Supplied material start
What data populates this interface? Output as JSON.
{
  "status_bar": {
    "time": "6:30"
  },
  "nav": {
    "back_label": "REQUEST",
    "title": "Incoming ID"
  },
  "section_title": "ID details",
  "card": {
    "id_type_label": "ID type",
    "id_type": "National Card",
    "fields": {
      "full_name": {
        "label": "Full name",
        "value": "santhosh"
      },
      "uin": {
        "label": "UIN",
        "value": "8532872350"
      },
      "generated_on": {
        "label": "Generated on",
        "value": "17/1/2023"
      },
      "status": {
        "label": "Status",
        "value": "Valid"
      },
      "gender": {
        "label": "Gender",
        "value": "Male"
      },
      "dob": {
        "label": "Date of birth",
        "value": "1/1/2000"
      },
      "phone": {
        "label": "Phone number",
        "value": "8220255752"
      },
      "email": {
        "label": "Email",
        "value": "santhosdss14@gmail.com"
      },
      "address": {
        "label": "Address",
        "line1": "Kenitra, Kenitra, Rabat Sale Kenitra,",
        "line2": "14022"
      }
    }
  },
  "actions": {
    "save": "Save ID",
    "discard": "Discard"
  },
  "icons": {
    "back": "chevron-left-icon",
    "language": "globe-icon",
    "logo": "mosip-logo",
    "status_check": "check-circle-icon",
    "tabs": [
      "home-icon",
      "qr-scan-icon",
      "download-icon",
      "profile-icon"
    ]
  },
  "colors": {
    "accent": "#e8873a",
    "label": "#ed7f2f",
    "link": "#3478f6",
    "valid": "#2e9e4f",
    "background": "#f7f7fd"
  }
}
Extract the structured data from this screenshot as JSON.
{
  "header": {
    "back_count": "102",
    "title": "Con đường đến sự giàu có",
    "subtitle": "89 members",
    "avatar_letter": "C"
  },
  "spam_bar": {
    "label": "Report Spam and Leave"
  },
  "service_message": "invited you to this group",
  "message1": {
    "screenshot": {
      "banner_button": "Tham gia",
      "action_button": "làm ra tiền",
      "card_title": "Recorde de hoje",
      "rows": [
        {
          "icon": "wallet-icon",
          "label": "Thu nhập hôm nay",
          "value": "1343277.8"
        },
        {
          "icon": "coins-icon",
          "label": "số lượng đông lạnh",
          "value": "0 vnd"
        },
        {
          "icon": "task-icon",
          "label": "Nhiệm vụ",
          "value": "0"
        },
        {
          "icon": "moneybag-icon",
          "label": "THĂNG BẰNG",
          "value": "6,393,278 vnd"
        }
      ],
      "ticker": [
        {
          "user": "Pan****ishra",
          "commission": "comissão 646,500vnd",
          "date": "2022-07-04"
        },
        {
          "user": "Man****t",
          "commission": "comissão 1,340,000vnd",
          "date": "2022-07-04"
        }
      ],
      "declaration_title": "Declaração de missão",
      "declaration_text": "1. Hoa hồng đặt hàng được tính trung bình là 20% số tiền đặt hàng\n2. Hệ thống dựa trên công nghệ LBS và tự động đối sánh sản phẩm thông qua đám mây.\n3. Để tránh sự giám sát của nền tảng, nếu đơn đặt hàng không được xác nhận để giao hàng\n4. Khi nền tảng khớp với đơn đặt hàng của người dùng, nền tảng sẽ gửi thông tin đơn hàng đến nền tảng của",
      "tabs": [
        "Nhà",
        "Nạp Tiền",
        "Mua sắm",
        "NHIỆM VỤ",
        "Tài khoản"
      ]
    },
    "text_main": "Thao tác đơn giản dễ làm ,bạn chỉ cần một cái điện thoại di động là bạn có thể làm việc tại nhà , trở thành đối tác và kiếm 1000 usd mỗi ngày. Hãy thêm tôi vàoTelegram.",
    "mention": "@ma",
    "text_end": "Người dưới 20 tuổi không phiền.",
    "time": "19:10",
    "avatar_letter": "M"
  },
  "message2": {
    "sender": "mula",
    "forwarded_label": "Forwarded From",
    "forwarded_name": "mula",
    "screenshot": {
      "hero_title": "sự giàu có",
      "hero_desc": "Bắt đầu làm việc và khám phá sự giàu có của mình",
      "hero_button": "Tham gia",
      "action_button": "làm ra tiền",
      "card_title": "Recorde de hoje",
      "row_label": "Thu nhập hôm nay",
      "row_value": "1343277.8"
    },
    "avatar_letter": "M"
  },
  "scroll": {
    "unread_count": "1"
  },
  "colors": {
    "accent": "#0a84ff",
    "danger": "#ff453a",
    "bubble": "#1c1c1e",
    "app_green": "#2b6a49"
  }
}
Supplied material end
Copy out each line in the preceding records that contains "giàu".

--- Exercise solution ---
    "title": "Con đường đến sự giàu có",
      "hero_title": "sự giàu có",
      "hero_desc": "Bắt đầu làm việc và khám phá sự giàu có của mình",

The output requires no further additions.